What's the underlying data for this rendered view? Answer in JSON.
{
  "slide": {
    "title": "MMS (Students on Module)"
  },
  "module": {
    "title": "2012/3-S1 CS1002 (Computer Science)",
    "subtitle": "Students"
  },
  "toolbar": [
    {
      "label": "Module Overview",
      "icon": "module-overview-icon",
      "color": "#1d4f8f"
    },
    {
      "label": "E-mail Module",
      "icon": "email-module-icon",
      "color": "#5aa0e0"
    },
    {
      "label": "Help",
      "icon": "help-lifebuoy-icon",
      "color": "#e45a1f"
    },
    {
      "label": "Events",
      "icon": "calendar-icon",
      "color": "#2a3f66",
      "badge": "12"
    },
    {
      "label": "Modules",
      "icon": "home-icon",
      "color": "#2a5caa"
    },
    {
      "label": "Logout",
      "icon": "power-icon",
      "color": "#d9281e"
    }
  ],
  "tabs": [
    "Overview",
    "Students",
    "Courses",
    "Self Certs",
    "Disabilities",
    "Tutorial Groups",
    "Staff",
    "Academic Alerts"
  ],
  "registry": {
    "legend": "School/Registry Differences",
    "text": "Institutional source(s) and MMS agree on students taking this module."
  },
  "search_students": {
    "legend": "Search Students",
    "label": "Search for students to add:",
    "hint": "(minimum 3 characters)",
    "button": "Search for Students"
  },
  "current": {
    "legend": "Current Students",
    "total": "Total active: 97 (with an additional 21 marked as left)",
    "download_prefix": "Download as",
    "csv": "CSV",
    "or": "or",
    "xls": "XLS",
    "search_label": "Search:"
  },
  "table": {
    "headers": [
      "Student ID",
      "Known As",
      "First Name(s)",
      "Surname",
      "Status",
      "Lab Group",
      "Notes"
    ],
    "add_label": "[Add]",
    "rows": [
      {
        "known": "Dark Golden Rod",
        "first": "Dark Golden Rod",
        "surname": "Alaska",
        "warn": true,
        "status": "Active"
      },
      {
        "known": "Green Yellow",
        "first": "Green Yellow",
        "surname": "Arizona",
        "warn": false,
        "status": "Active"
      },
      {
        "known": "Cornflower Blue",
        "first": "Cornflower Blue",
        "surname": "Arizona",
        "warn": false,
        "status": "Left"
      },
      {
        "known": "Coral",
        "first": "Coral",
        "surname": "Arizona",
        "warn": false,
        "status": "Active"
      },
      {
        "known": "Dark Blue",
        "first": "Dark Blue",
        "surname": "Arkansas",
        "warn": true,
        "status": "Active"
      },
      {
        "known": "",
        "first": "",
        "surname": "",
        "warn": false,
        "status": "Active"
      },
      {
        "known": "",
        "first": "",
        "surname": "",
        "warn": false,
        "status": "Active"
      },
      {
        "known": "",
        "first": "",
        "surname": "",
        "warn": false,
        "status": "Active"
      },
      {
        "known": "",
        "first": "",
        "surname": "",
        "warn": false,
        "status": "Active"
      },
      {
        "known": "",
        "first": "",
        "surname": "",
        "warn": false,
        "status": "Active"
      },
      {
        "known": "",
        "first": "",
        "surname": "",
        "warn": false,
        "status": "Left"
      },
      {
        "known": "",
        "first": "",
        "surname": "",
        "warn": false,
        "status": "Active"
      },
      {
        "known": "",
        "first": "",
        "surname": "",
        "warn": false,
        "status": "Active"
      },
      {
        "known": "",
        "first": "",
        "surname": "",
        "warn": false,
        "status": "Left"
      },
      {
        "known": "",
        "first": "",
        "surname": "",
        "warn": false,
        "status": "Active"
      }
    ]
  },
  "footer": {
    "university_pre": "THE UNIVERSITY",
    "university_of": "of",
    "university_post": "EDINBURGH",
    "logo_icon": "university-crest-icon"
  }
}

######

Write out the full listing, keeping every line exactly as it is.

What's the underlying data for this rendered view? Answer in JSON.
{
  "slide": {
    "title": "MMS (Students on Module)"
  },
  "module": {
    "title": "2012/3-S1 CS1002 (Computer Science)",
    "subtitle": "Students"
  },
  "toolbar": [
    {
      "label": "Module Overview",
      "icon": "module-overview-icon",
      "color": "#1d4f8f"
    },
    {
      "label": "E-mail Module",
      "icon": "email-module-icon",
      "color": "#5aa0e0"
    },
    {
      "label": "Help",
      "icon": "help-lifebuoy-icon",
      "color": "#e45a1f"
    },
    {
      "label": "Events",
      "icon": "calendar-icon",
      "color": "#2a3f66",
      "badge": "12"
    },
    {
      "label": "Modules",
      "icon": "home-icon",
      "color": "#2a5caa"
    },
    {
      "label": "Logout",
      "icon": "power-icon",
      "color": "#d9281e"
    }
  ],
  "tabs": [
    "Overview",
    "Students",
    "Courses",
    "Self Certs",
    "Disabilities",
    "Tutorial Groups",
    "Staff",
    "Academic Alerts"
  ],
  "registry": {
    "legend": "School/Registry Differences",
    "text": "Institutional source(s) and MMS agree on students taking this module."
  },
  "search_students": {
    "legend": "Search Students",
    "label": "Search for students to add:",
    "hint": "(minimum 3 characters)",
    "button": "Search for Students"
  },
  "current": {
    "legend": "Current Students",
    "total": "Total active: 97 (with an additional 21 marked as left)",
    "download_prefix": "Download as",
    "csv": "CSV",
    "or": "or",
    "xls": "XLS",
    "search_label": "Search:"
  },
  "table": {
    "headers": [
      "Student ID",
      "Known As",
      "First Name(s)",
      "Surname",
      "Status",
      "Lab Group",
      "Notes"
    ],
    "add_label": "[Add]",
    "rows": [
      {
        "known": "Dark Golden Rod",
        "first": "Dark Golden Rod",
        "surname": "Alaska",
        "warn": true,
        "status": "Active"
      },
      {
        "known": "Green Yellow",
        "first": "Green Yellow",
        "surname": "Arizona",
        "warn": false,
        "status": "Active"
      },
      {
        "known": "Cornflower Blue",
        "first": "Cornflower Blue",
        "surname": "Arizona",
        "warn": false,
        "status": "Left"
      },
      {
        "known": "Coral",
        "first": "Coral",
        "surname": "Arizona",
        "warn": false,
        "status": "Active"
      },
      {
        "known": "Dark Blue",
        "first": "Dark Blue",
        "surname": "Arkansas",
        "warn": true,
        "status": "Active"
      },
      {
        "known": "",
        "first": "",
        "surname": "",
        "warn": false,
        "status": "Active"
      },
      {
        "known": "",
        "first": "",
        "surname": "",
        "warn": false,
        "status": "Active"
      },
      {
        "known": "",
        "first": "",
        "surname": "",
        "warn": false,
        "status": "Active"
      },
      {
        "known": "",
        "first": "",
        "surname": "",
        "warn": false,
        "status": "Active"
      },
      {
        "known": "",
        "first": "",
        "surname": "",
        "warn": false,
        "status": "Active"
      },
      {
        "known": "",
        "first": "",
        "surname": "",
        "warn": false,
        "status": "Left"
      },
      {
        "known": "",
        "first": "",
        "surname": "",
        "warn": false,
        "status": "Active"
      },
      {
        "known": "",
        "first": "",
        "surname": "",
        "warn": false,
        "status": "Active"
      },
      {
        "known": "",
        "first": "",
        "surname": "",
        "warn": false,
        "status": "Left"
      },
      {
        "known": "",
        "first": "",
        "surname": "",
        "warn": false,
        "status": "Active"
      }
    ]
  },
  "footer": {
    "university_pre": "THE UNIVERSITY",
    "university_of": "of",
    "university_post": "EDINBURGH",
    "logo_icon": "university-crest-icon"
  }
}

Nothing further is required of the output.